**WHAT THE TASK ASKS:**
Quote the part of the records that opens with the line containing "legend-label-2017: 2017 bbox=[281, 158, 331, 183]" and closes with the line containing "x-tick-label-other: Other bbox=[989, 559, 1042, 582]", both included, reproducing each line exactly.

☆ ☆ ☆

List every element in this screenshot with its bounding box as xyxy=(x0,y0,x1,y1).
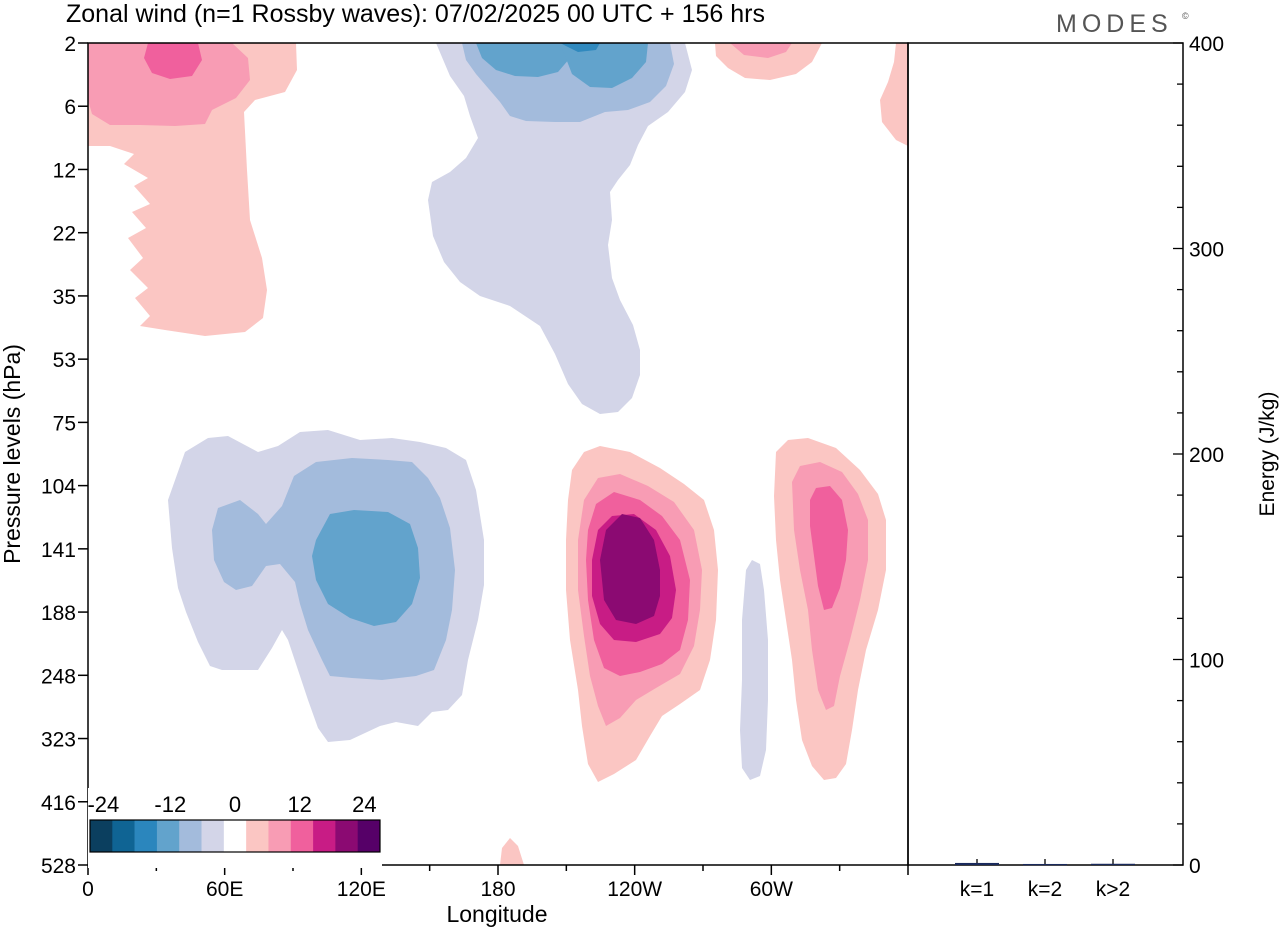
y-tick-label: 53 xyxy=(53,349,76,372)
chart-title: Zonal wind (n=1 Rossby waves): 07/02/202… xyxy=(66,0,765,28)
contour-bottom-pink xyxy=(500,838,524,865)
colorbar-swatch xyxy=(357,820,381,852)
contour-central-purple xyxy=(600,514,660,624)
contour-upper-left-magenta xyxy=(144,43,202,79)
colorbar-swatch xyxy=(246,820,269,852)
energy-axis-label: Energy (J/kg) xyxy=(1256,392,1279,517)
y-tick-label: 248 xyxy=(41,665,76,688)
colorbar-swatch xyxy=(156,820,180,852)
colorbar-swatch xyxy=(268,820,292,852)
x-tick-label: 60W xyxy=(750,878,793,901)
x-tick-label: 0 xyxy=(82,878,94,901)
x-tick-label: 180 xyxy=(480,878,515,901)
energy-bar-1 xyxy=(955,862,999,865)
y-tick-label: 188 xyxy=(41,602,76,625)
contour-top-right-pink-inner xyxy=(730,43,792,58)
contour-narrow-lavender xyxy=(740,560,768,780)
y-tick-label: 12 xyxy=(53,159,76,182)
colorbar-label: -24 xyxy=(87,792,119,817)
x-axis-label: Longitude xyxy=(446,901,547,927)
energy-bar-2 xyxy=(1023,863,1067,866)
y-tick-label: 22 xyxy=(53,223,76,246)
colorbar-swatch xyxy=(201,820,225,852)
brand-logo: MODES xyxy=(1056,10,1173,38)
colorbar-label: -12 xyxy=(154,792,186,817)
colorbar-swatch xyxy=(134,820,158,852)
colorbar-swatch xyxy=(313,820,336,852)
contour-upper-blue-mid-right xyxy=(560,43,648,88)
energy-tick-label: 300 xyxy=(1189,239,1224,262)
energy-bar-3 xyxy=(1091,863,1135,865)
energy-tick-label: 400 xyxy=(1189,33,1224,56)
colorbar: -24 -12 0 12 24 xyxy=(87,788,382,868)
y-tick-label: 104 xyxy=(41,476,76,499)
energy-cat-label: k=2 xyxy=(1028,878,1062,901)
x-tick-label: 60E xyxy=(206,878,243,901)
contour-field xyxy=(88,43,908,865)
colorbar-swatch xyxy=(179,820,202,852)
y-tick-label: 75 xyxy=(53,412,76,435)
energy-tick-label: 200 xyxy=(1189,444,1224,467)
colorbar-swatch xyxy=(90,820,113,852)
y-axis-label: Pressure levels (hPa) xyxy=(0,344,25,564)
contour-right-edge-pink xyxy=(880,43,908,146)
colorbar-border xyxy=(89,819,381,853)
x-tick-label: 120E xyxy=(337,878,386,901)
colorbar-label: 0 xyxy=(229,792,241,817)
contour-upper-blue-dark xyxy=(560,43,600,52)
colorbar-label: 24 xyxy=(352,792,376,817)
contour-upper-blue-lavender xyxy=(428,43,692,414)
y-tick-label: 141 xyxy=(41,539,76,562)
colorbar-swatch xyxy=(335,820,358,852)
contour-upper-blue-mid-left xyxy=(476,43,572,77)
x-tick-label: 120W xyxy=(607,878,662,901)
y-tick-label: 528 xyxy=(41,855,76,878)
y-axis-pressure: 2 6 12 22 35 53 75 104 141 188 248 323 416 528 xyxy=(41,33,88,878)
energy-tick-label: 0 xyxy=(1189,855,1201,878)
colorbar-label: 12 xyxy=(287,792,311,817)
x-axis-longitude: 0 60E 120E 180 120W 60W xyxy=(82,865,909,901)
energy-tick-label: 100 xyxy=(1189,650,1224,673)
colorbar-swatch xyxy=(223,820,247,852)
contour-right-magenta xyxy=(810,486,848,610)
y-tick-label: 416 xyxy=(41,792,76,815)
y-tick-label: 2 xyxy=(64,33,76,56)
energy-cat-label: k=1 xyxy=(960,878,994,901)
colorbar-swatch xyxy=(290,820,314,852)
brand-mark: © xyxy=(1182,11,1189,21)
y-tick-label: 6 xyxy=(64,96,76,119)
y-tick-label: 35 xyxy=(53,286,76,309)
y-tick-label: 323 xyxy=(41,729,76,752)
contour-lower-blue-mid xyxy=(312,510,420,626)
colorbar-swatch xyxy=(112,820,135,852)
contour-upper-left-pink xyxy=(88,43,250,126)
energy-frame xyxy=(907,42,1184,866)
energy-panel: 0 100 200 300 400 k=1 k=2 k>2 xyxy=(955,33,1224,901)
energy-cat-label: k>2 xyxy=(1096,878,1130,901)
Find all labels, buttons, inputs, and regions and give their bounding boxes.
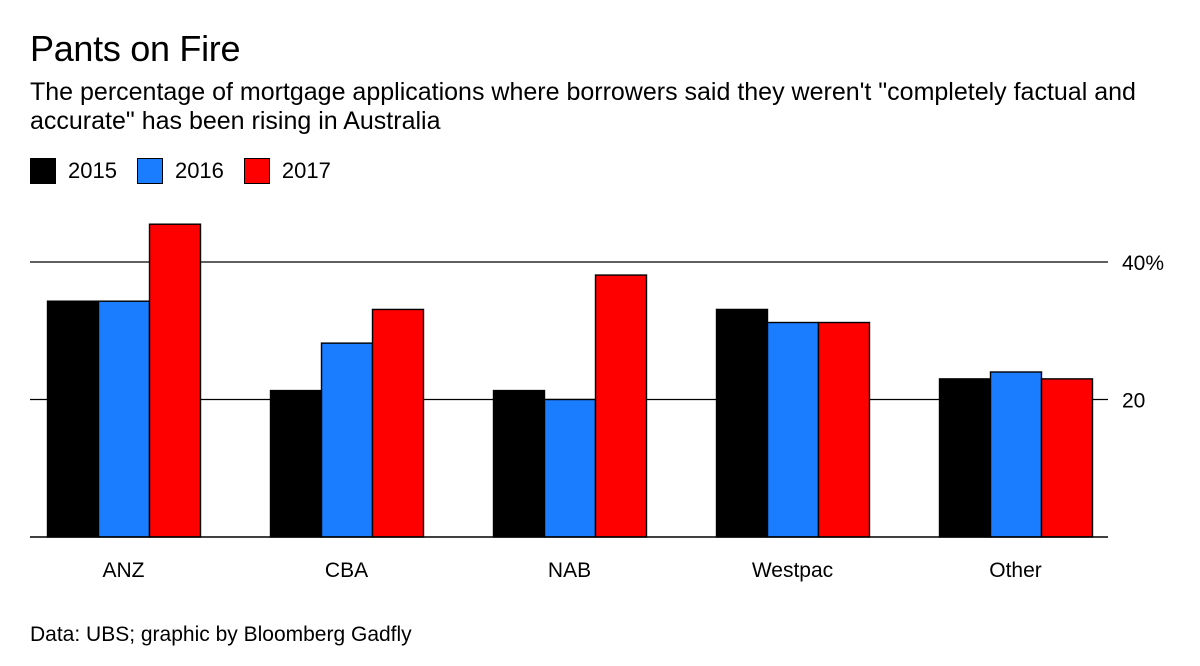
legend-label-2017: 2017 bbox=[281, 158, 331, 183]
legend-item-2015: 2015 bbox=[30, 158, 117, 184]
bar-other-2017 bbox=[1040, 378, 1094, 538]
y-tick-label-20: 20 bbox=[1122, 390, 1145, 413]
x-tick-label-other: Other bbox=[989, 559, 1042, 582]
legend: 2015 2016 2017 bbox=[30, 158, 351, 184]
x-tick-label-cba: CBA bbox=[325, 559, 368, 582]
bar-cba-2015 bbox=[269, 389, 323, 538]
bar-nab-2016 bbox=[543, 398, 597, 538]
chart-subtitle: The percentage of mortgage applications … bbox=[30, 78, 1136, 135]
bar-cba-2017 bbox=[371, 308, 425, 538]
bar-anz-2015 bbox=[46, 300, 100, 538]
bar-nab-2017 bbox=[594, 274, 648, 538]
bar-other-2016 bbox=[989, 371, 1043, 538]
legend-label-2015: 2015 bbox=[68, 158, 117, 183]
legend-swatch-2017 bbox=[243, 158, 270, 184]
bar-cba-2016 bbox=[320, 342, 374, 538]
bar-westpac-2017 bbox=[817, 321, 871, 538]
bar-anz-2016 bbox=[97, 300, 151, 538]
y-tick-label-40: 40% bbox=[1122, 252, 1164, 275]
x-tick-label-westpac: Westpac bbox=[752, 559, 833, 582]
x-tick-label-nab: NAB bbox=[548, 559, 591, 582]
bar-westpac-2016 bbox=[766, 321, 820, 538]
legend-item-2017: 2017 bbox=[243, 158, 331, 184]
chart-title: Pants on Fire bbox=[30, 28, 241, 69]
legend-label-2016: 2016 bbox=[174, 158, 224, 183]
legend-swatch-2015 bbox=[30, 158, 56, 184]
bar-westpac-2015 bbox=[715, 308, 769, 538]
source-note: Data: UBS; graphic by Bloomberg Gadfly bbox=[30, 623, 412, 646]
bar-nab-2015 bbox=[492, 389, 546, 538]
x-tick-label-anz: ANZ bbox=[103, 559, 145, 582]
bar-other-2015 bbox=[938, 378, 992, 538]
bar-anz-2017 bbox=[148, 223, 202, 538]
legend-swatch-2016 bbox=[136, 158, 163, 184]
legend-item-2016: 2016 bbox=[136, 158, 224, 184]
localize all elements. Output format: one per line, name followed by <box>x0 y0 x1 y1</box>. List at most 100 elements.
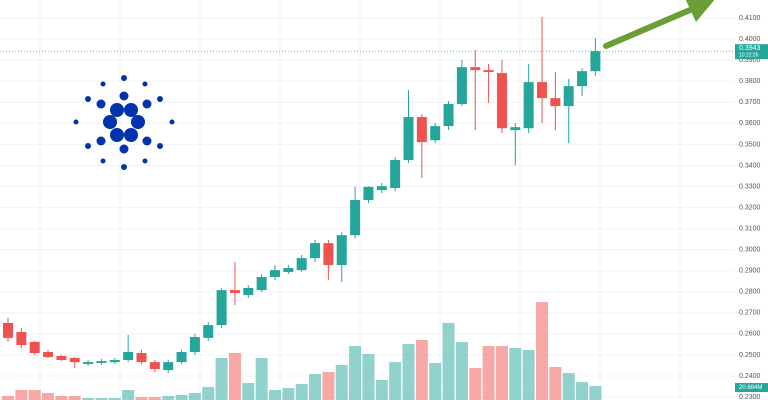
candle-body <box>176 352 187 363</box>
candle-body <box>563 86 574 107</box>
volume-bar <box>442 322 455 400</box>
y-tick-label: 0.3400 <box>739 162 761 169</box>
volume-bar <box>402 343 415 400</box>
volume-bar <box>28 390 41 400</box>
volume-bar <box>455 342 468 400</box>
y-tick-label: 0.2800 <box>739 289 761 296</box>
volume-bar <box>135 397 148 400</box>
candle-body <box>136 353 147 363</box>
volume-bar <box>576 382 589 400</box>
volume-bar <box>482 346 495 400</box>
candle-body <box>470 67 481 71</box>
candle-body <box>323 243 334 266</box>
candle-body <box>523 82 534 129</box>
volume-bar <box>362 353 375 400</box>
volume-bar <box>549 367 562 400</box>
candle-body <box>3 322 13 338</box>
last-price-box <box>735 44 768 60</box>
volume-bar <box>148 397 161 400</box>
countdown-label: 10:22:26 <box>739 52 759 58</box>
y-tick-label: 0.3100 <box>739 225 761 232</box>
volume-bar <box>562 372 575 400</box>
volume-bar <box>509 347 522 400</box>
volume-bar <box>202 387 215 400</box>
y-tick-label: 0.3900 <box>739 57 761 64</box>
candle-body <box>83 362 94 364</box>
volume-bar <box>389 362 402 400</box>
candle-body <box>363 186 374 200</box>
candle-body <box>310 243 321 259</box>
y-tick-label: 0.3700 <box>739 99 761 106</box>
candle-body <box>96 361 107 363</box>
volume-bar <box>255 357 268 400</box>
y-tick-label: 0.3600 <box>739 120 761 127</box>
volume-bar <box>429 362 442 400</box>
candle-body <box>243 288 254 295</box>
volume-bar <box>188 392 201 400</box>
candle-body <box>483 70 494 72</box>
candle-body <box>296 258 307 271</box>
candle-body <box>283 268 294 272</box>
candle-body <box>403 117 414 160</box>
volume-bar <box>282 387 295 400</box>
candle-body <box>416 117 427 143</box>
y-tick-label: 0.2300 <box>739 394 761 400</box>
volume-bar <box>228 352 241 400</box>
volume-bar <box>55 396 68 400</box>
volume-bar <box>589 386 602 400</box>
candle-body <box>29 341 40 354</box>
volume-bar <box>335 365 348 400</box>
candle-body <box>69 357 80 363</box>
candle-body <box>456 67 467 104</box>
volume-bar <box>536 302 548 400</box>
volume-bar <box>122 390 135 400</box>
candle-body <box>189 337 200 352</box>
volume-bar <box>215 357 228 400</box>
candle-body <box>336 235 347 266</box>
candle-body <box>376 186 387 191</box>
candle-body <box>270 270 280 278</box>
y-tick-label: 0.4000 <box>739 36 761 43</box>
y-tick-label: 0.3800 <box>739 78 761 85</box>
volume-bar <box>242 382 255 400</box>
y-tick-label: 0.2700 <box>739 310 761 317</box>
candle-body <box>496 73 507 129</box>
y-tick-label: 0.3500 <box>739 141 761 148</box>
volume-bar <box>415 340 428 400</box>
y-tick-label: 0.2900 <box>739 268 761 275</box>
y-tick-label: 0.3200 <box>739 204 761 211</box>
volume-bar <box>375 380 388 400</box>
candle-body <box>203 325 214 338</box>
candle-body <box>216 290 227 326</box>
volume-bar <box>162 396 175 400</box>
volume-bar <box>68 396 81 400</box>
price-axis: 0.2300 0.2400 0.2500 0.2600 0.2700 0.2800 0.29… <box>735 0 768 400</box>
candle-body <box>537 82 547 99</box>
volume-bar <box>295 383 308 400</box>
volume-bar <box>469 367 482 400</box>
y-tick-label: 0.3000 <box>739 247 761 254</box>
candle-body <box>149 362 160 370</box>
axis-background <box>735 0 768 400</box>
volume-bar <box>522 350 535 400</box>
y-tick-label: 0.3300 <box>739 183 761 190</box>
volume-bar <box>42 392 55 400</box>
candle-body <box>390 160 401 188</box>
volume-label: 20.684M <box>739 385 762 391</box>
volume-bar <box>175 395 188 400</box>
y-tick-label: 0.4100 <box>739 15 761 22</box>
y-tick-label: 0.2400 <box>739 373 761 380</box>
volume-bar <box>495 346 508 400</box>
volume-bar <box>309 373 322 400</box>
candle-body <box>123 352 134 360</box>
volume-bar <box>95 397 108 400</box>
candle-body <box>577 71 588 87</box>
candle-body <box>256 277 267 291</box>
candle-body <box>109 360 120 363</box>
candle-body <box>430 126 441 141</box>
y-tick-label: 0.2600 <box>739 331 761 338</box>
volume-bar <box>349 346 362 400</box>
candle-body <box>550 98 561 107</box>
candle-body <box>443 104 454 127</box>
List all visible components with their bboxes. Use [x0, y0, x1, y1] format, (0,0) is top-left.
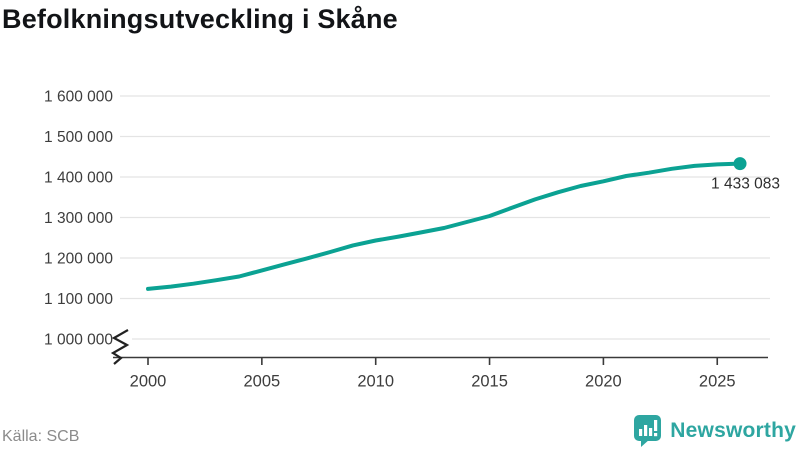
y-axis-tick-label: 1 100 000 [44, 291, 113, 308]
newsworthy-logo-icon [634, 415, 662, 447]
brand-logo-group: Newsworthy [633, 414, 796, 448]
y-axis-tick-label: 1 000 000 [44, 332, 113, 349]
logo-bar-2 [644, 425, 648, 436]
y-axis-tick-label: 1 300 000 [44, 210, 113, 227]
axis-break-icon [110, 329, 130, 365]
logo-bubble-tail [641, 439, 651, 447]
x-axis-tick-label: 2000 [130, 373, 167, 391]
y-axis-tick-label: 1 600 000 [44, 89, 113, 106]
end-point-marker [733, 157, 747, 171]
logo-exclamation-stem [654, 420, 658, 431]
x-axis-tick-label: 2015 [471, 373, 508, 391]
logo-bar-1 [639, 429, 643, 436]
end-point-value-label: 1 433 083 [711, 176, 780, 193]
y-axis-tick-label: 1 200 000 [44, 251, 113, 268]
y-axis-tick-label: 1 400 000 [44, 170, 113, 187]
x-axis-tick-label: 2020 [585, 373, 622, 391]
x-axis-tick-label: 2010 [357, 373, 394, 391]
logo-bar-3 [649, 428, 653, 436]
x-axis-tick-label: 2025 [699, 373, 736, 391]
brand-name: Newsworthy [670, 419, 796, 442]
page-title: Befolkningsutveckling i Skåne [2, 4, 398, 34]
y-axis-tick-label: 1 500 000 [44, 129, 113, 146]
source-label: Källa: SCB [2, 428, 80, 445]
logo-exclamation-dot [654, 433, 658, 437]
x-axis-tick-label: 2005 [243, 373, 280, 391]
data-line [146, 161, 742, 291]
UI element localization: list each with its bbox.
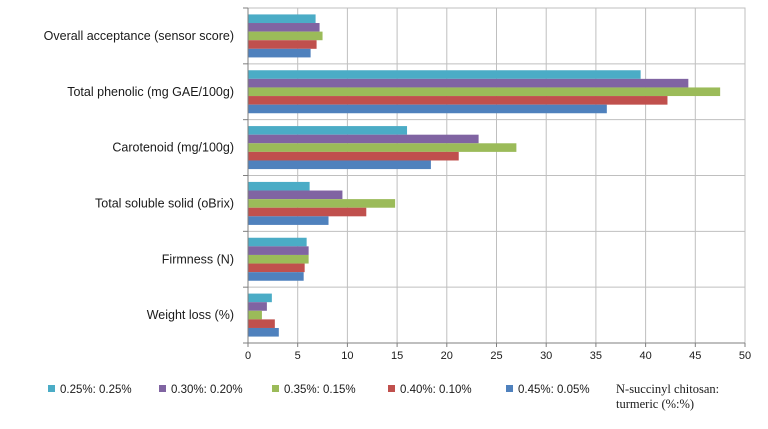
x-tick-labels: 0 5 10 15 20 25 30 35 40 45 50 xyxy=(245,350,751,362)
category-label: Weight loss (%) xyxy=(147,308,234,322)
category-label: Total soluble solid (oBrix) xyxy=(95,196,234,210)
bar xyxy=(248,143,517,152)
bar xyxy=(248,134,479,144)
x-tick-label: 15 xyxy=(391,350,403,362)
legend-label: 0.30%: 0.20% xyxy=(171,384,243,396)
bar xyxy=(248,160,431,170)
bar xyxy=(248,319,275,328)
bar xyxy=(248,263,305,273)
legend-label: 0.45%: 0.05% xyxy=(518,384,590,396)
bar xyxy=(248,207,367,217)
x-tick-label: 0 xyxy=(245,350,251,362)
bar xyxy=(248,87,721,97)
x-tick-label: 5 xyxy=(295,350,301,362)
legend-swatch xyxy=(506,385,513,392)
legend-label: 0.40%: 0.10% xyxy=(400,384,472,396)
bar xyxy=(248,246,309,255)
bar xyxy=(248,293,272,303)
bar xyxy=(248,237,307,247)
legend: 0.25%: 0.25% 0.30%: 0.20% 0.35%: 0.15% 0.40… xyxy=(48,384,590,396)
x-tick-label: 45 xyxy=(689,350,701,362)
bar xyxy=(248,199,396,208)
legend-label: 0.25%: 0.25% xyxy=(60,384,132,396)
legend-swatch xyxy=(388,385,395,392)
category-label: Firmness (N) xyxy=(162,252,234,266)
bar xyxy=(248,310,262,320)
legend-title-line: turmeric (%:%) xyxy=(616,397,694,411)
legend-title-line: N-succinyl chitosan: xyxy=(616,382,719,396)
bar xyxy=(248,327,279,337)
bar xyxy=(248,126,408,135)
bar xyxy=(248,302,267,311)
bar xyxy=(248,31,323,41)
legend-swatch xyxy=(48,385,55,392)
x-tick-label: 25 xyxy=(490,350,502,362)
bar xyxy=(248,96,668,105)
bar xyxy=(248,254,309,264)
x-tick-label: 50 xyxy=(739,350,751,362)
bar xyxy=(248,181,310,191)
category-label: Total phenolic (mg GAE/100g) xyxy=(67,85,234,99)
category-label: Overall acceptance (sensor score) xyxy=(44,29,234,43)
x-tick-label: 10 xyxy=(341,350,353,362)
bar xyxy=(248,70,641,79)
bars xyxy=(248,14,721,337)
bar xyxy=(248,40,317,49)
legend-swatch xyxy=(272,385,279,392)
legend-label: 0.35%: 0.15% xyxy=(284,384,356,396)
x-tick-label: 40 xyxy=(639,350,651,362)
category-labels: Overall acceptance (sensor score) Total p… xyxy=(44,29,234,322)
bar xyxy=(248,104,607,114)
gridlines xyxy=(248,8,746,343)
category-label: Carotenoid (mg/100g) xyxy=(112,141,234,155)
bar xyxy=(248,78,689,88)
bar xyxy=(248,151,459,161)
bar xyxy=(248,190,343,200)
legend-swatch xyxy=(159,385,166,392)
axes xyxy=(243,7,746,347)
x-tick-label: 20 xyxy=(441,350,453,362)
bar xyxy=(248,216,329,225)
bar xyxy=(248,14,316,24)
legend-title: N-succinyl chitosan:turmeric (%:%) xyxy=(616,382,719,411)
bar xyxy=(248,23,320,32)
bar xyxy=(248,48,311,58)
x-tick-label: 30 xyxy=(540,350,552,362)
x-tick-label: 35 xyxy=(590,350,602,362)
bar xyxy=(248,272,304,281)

☆ ☆ ☆

**SOLVED PROBLEM:**
legend-label-2017: 2017 bbox=[281, 158, 331, 183]
legend-item-2015: 2015 bbox=[30, 158, 117, 184]
bar-other-2017 bbox=[1040, 378, 1094, 538]
y-tick-label-20: 20 bbox=[1122, 390, 1145, 413]
x-tick-label-other: Other bbox=[989, 559, 1042, 582]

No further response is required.